TEXTO DE ORIGEM =>

····················

Lee Perry, ou Lee "Scratch" Perry, o influente astro e produtor da música jamaicana, morreu neste domingo (29) aos 85 anos. O também cantor estava internado em um hospital na Jamaica e a causa da morte não foi divulgada.

Rainford Hugh Perry teve uma carreira longa e variada e seguiu produzindo até o fim de sua vida - sua página no Discogs cita mais de 400 álbuns creditados a ele. Sua principal contribuição para a música do século 20 foi ter ajudado a transformar o estúdio em um instrumento musical, algo que, incrivelmente, ele conseguiu atingir fazendo uso de poucos, e nada sofisticados, equipamentos.



Perry pode não ter criado o dub, a honra cabe a King Tubby, mas foi ele quem elevou esse estilo de produção a um novo patamar. O dub consiste em remixar uma faixa já existente colocando mais ênfase no baixo e bateria - com o vocal sendo usado apenas para pontuar certos trechos da faixa, resultando em uma música psicodélica, estimulante e hipnótica.

O auge de sua carreira se deu na década de 70. Como explica o jornalista musical, e grande entusiasta da música jamaicana, Sérgio Martins: "Ele foi fundamental pra criação do reggae. O Perry moldou esse "grave" do reggae, do baixo mais pesado. Embora não tenha sido o criador do dub, foi também quem melhor usou essas técnicas."

Lee Perry



Há também a sua participação fundamental na música de Bob Marley - Lee produziu os dois discos jamaicanos dos Wailers imediatamente feitos antes deles assinarem com a Island, na Inglaterra , e partirem para o sucesso mundial. "Os Wailers eram uma banda de ska e rocksteady, influenciada pelo soul norte-americano. A partir da experiência que eles têm com o Perry eles começam a desenvolver o reggae. E o Marley também é o cara que "surrupia" a sessão rítmica dele, ao levar o Aston Family Man e o Carlton Barret para tocar com os Wailers.", relembra o jornalista.

····················

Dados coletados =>
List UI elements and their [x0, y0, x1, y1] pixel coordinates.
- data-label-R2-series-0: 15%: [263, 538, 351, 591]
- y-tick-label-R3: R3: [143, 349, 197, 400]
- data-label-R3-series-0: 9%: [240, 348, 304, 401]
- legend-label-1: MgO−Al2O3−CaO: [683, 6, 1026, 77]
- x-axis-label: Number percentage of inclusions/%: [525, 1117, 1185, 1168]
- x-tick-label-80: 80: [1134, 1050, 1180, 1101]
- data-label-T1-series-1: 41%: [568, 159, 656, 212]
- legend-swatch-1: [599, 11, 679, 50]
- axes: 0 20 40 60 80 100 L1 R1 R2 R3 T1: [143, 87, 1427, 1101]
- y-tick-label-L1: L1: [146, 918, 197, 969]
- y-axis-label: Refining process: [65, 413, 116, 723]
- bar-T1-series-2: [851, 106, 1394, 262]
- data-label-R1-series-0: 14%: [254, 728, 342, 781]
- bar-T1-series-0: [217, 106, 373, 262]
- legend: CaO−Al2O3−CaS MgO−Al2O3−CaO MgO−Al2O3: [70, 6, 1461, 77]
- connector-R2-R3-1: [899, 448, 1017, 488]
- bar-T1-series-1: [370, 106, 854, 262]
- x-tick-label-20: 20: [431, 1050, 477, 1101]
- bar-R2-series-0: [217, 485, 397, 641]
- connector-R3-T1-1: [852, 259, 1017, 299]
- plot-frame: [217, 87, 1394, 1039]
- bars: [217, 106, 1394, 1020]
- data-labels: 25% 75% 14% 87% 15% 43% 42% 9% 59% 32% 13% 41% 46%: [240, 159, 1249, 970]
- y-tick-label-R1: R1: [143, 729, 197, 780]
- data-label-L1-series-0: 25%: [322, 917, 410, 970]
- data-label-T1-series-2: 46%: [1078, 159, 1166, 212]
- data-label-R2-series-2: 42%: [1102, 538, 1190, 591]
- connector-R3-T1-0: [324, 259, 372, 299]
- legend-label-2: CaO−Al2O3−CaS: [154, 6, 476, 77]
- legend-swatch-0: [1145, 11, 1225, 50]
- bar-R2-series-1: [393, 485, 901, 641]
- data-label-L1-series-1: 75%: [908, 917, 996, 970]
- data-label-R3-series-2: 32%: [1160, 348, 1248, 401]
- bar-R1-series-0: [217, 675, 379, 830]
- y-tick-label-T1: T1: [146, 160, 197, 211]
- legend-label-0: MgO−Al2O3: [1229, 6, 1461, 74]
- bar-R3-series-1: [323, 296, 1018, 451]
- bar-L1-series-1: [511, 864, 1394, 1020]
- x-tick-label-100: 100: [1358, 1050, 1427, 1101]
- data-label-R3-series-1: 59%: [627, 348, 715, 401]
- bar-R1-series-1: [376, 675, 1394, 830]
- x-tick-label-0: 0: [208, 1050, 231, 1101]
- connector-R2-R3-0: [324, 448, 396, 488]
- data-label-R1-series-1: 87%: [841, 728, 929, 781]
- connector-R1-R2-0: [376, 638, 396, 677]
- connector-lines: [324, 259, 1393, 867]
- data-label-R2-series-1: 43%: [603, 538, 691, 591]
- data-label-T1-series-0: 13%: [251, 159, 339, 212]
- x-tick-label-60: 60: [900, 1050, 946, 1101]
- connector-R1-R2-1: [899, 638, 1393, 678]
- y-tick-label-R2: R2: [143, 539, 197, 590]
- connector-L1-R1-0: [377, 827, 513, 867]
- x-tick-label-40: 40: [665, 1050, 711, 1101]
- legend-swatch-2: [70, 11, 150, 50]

····················

ENUNCIADO => Por favor, devolva o trecho do texto sobre Lee Perry que começa em "Há também a" e termina em "relembra o jornalista.", copiado sem nenhuma alteração. Baseie-se somente no texto sobre Lee Perry.

RESOLUÇÃO =>
Há também a sua participação fundamental na música de Bob Marley - Lee produziu os dois discos jamaicanos dos Wailers imediatamente feitos antes deles assinarem com a Island, na Inglaterra , e partirem para o sucesso mundial. "Os Wailers eram uma banda de ska e rocksteady, influenciada pelo soul norte-americano. A partir da experiência que eles têm com o Perry eles começam a desenvolver o reggae. E o Marley também é o cara que "surrupia" a sessão rítmica dele, ao levar o Aston Family Man e o Carlton Barret para tocar com os Wailers.", relembra o jornalista.